* _TO BE DONE_
Your task is to copy every line of the entries that contains "icon".

* _ENTRIES SHOWN_
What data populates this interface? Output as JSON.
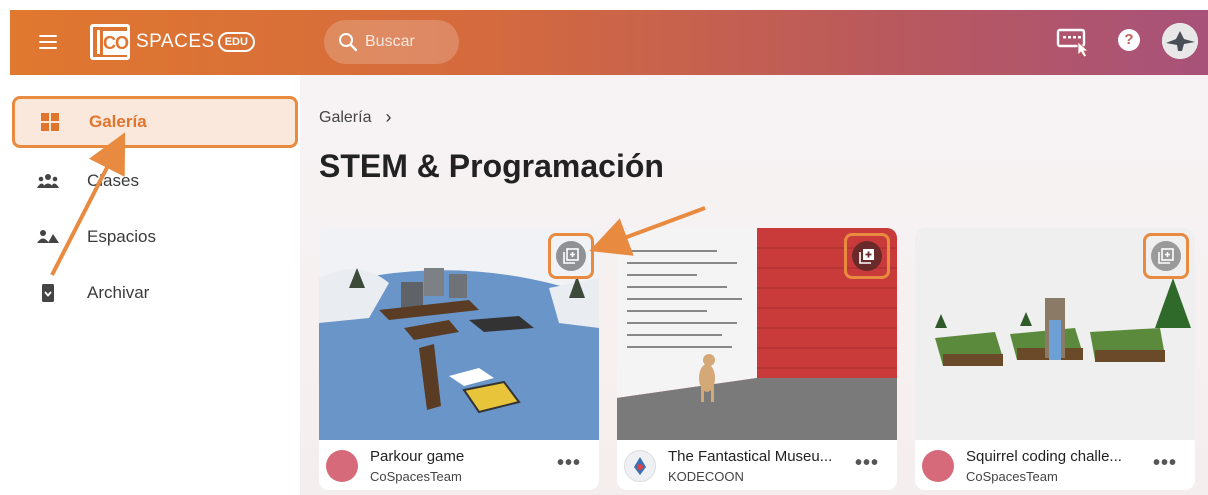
{
  "app": {
    "logo_text": "SPACES",
    "logo_co": "CO",
    "logo_edu": "EDU"
  },
  "search": {
    "placeholder": "Buscar"
  },
  "colors": {
    "accent": "#e98a41",
    "brand": "#e0782f",
    "header_end": "#a8527a"
  },
  "sidebar": {
    "items": [
      {
        "label": "Galería",
        "icon": "gallery-grid-icon",
        "active": true
      },
      {
        "label": "Clases",
        "icon": "people-icon",
        "active": false
      },
      {
        "label": "Espacios",
        "icon": "spaces-icon",
        "active": false
      },
      {
        "label": "Archivar",
        "icon": "archive-icon",
        "active": false
      }
    ]
  },
  "main": {
    "breadcrumb": "Galería",
    "title": "STEM & Programación",
    "cards": [
      {
        "title": "Parkour game",
        "author": "CoSpacesTeam"
      },
      {
        "title": "The Fantastical Museu...",
        "author": "KODECOON"
      },
      {
        "title": "Squirrel coding challe...",
        "author": "CoSpacesTeam"
      }
    ]
  }
}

* _ANSWER FOR THIS EXERCISE_
        "icon": "gallery-grid-icon",
        "icon": "people-icon",
        "icon": "spaces-icon",
        "icon": "archive-icon",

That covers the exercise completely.